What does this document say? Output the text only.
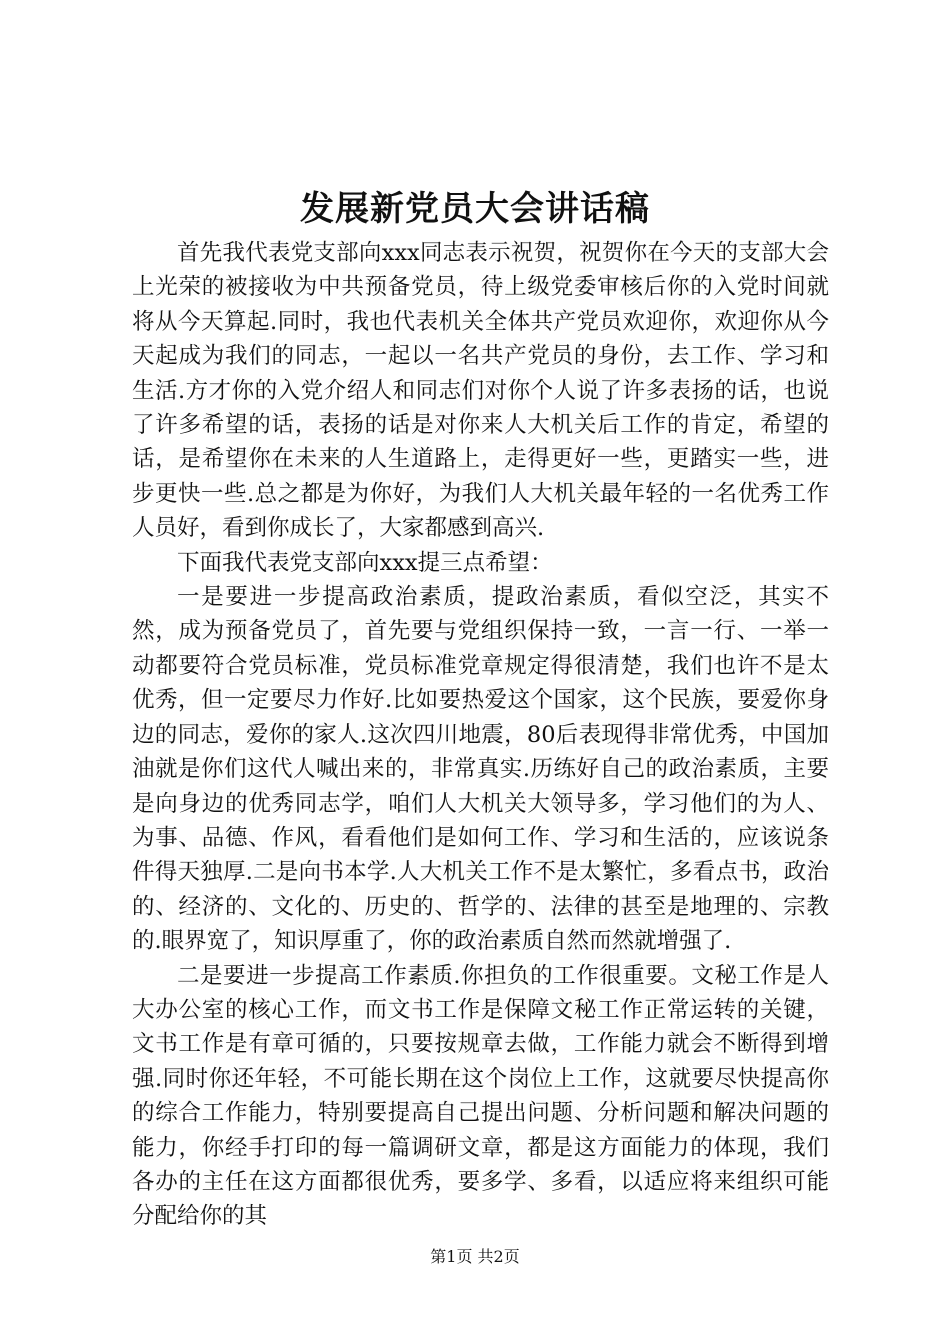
发展新党员大会讲话稿

首先我代表党支部向xxx同志表示祝贺，祝贺你在今天的支部大会上光荣的被接收为中共预备党员，待上级党委审核后你的入党时间就将从今天算起.同时，我也代表机关全体共产党员欢迎你，欢迎你从今天起成为我们的同志，一起以一名共产党员的身份，去工作、学习和生活.方才你的入党介绍人和同志们对你个人说了许多表扬的话，也说了许多希望的话，表扬的话是对你来人大机关后工作的肯定，希望的话，是希望你在未来的人生道路上，走得更好一些，更踏实一些，进步更快一些.总之都是为你好，为我们人大机关最年轻的一名优秀工作人员好，看到你成长了，大家都感到高兴.

下面我代表党支部向xxx提三点希望：

一是要进一步提高政治素质，提政治素质，看似空泛，其实不然，成为预备党员了，首先要与党组织保持一致，一言一行、一举一动都要符合党员标准，党员标准党章规定得很清楚，我们也许不是太优秀，但一定要尽力作好.比如要热爱这个国家，这个民族，要爱你身边的同志，爱你的家人.这次四川地震，80后表现得非常优秀，中国加油就是你们这代人喊出来的，非常真实.历练好自己的政治素质，主要是向身边的优秀同志学，咱们人大机关大领导多，学习他们的为人、为事、品德、作风，看看他们是如何工作、学习和生活的，应该说条件得天独厚.二是向书本学.人大机关工作不是太繁忙，多看点书，政治的、经济的、文化的、历史的、哲学的、法律的甚至是地理的、宗教的.眼界宽了，知识厚重了，你的政治素质自然而然就增强了.

二是要进一步提高工作素质.你担负的工作很重要。文秘工作是人大办公室的核心工作，而文书工作是保障文秘工作正常运转的关键，文书工作是有章可循的，只要按规章去做，工作能力就会不断得到增强.同时你还年轻，不可能长期在这个岗位上工作，这就要尽快提高你的综合工作能力，特别要提高自己提出问题、分析问题和解决问题的能力，你经手打印的每一篇调研文章，都是这方面能力的体现，我们各办的主任在这方面都很优秀，要多学、多看，以适应将来组织可能分配给你的其

第1页 共2页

****

## What you will do
Each record must be quoted in full and exactly. Do not include the pictures.

## Solution for this exercise
What does this document say? Output the text only.
发展新党员大会讲话稿

首先我代表党支部向xxx同志表示祝贺，祝贺你在今天的支部大会上光荣的被接收为中共预备党员，待上级党委审核后你的入党时间就将从今天算起.同时，我也代表机关全体共产党员欢迎你，欢迎你从今天起成为我们的同志，一起以一名共产党员的身份，去工作、学习和生活.方才你的入党介绍人和同志们对你个人说了许多表扬的话，也说了许多希望的话，表扬的话是对你来人大机关后工作的肯定，希望的话，是希望你在未来的人生道路上，走得更好一些，更踏实一些，进步更快一些.总之都是为你好，为我们人大机关最年轻的一名优秀工作人员好，看到你成长了，大家都感到高兴.

下面我代表党支部向xxx提三点希望：

一是要进一步提高政治素质，提政治素质，看似空泛，其实不然，成为预备党员了，首先要与党组织保持一致，一言一行、一举一动都要符合党员标准，党员标准党章规定得很清楚，我们也许不是太优秀，但一定要尽力作好.比如要热爱这个国家，这个民族，要爱你身边的同志，爱你的家人.这次四川地震，80后表现得非常优秀，中国加油就是你们这代人喊出来的，非常真实.历练好自己的政治素质，主要是向身边的优秀同志学，咱们人大机关大领导多，学习他们的为人、为事、品德、作风，看看他们是如何工作、学习和生活的，应该说条件得天独厚.二是向书本学.人大机关工作不是太繁忙，多看点书，政治的、经济的、文化的、历史的、哲学的、法律的甚至是地理的、宗教的.眼界宽了，知识厚重了，你的政治素质自然而然就增强了.

二是要进一步提高工作素质.你担负的工作很重要。文秘工作是人大办公室的核心工作，而文书工作是保障文秘工作正常运转的关键，文书工作是有章可循的，只要按规章去做，工作能力就会不断得到增强.同时你还年轻，不可能长期在这个岗位上工作，这就要尽快提高你的综合工作能力，特别要提高自己提出问题、分析问题和解决问题的能力，你经手打印的每一篇调研文章，都是这方面能力的体现，我们各办的主任在这方面都很优秀，要多学、多看，以适应将来组织可能分配给你的其

第1页 共2页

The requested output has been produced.